Task: Find each line with the string "bosco" and copy it.

Extracted data:
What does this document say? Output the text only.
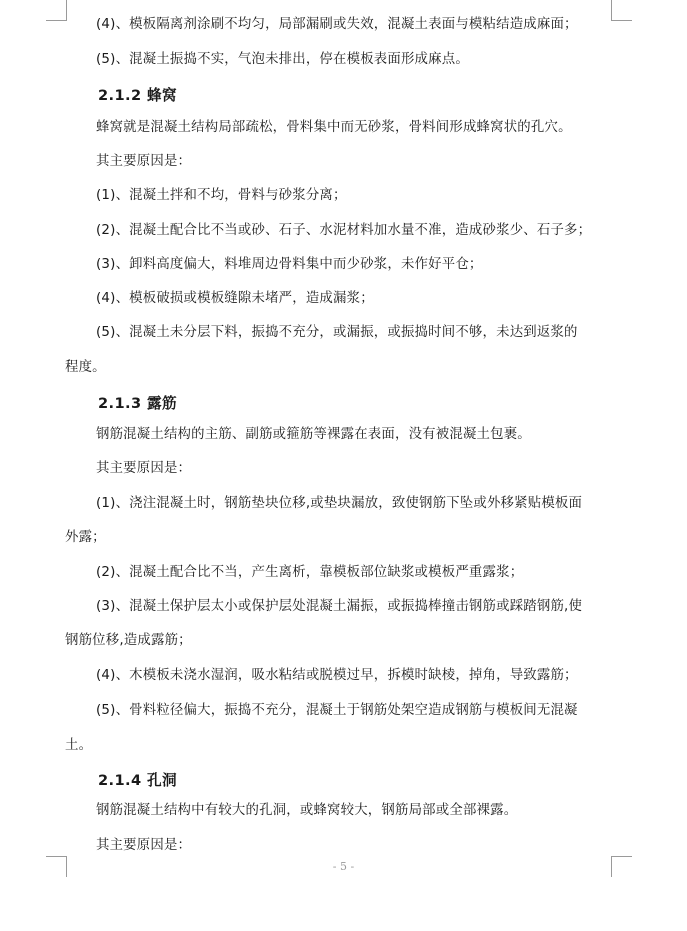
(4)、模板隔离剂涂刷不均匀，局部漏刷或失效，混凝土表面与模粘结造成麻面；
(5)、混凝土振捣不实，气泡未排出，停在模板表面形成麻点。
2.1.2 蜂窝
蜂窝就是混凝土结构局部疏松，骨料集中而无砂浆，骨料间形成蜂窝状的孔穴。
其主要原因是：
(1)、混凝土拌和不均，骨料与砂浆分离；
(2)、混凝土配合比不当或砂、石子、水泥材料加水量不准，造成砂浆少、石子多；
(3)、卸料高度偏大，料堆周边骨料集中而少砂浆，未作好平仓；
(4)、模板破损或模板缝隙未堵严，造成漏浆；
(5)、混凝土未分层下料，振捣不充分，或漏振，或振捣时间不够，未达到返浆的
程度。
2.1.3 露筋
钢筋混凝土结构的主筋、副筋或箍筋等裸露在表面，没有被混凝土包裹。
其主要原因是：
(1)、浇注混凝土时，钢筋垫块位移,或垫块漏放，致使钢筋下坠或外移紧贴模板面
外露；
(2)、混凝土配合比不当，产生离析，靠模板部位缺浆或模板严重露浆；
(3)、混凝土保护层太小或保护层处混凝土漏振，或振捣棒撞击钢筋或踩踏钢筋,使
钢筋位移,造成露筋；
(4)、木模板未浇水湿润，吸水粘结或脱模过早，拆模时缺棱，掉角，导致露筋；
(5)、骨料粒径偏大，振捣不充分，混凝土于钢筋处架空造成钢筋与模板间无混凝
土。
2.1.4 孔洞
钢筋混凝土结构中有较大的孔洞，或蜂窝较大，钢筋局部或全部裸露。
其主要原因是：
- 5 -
--
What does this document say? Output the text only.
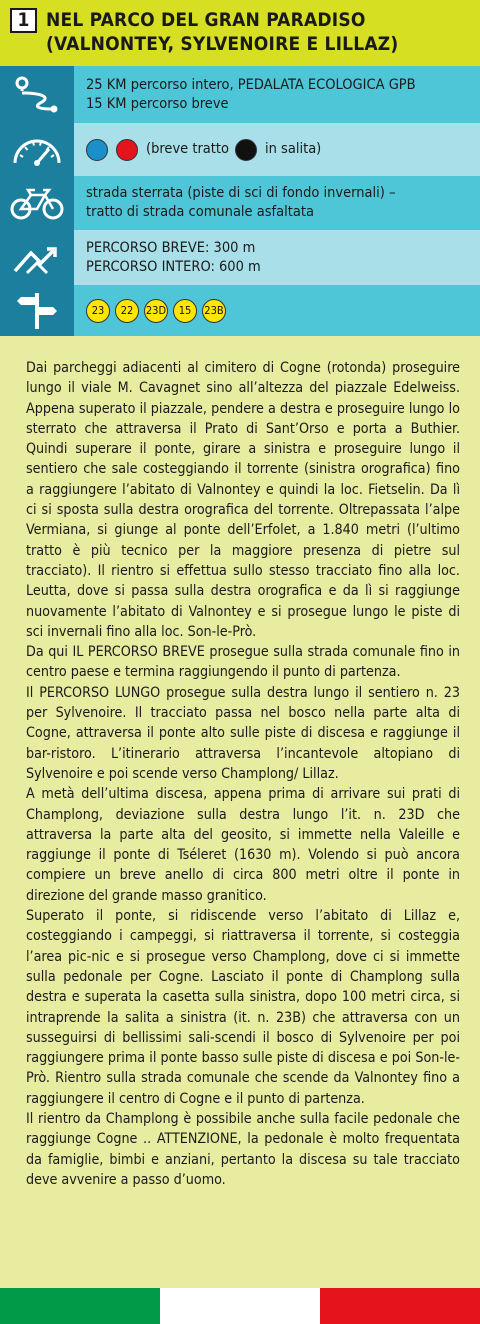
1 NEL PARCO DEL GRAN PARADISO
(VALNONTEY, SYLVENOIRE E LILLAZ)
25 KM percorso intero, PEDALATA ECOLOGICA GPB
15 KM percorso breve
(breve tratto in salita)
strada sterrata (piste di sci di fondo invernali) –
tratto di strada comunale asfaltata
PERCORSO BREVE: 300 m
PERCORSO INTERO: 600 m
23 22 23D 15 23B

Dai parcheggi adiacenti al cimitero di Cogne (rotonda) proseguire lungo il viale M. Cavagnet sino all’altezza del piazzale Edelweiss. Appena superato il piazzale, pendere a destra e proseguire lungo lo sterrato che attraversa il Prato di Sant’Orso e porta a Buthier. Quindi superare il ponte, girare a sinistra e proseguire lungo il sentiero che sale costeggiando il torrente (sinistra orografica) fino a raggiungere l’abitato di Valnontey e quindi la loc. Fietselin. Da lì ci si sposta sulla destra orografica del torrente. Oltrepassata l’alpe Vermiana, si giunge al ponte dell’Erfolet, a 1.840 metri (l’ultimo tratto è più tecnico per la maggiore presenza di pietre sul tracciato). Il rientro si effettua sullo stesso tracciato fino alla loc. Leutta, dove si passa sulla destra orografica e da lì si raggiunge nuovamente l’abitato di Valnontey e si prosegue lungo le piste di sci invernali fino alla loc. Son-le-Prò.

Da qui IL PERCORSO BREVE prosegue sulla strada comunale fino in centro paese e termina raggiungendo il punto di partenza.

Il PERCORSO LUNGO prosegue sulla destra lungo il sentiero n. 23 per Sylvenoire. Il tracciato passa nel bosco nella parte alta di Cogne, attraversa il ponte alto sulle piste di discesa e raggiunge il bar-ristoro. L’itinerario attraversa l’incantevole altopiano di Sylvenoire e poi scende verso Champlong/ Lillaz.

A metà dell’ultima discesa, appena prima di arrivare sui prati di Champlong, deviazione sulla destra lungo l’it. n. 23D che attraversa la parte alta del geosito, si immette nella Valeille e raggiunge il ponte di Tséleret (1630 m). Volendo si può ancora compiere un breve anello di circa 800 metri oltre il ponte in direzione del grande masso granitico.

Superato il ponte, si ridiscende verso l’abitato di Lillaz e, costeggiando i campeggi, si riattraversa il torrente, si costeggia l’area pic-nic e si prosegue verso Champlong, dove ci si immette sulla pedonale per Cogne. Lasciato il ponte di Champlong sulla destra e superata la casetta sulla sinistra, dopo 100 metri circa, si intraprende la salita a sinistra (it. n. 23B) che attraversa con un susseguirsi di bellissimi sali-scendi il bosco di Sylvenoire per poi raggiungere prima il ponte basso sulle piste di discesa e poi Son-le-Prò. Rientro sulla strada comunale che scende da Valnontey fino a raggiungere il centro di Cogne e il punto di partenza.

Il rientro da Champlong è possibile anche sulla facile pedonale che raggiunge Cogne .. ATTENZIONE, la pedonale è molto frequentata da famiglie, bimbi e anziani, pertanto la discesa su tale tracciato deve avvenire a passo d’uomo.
* * *
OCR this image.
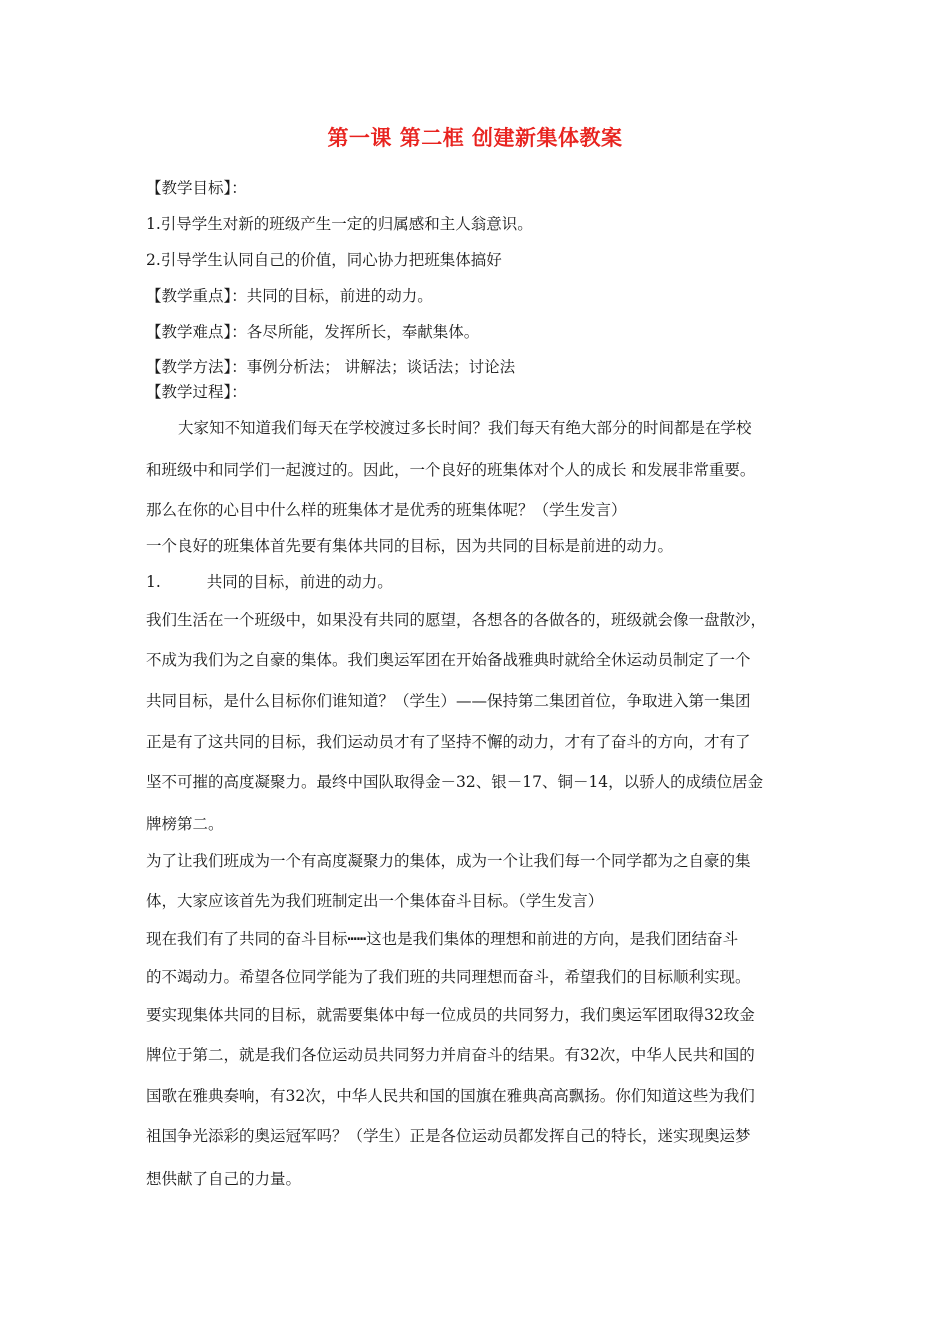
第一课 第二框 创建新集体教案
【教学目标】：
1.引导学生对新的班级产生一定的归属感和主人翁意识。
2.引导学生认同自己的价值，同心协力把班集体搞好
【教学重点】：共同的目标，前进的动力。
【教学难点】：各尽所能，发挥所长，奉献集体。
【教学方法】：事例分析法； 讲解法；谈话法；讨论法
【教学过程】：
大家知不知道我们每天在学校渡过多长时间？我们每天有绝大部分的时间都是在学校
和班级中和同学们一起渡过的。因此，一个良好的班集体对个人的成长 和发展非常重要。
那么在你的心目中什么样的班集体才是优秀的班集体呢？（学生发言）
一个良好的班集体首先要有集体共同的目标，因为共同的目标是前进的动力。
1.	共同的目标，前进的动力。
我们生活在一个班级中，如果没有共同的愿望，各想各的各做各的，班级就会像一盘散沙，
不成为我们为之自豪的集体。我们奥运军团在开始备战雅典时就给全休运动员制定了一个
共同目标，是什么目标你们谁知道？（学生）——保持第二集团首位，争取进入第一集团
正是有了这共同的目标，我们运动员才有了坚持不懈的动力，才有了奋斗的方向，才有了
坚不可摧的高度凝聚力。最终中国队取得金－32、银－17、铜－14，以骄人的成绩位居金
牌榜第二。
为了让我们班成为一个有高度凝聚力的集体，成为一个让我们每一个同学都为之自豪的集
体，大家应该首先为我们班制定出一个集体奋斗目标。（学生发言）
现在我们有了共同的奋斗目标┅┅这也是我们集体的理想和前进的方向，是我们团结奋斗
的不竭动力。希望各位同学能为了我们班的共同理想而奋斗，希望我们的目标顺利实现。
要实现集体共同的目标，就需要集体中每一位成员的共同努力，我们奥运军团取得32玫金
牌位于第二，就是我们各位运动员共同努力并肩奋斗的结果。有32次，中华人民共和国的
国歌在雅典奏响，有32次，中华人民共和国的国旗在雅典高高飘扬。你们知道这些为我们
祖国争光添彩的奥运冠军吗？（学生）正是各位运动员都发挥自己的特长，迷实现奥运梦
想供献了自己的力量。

Exercise response:
Il PERCORSO LUNGO prosegue sulla destra lungo il sentiero n. 23 per Sylvenoire. Il tracciato passa nel bosco nella parte alta di Cogne, attraversa il ponte alto sulle piste di discesa e raggiunge il bar-ristoro. L’itinerario attraversa l’incantevole altopiano di Sylvenoire e poi scende verso Champlong/ Lillaz.
Superato il ponte, si ridiscende verso l’abitato di Lillaz e, costeggiando i campeggi, si riattraversa il torrente, si costeggia l’area pic-nic e si prosegue verso Champlong, dove ci si immette sulla pedonale per Cogne. Lasciato il ponte di Champlong sulla destra e superata la casetta sulla sinistra, dopo 100 metri circa, si intraprende la salita a sinistra (it. n. 23B) che attraversa con un susseguirsi di bellissimi sali-scendi il bosco di Sylvenoire per poi raggiungere prima il ponte basso sulle piste di discesa e poi Son-le-Prò. Rientro sulla strada comunale che scende da Valnontey fino a raggiungere il centro di Cogne e il punto di partenza.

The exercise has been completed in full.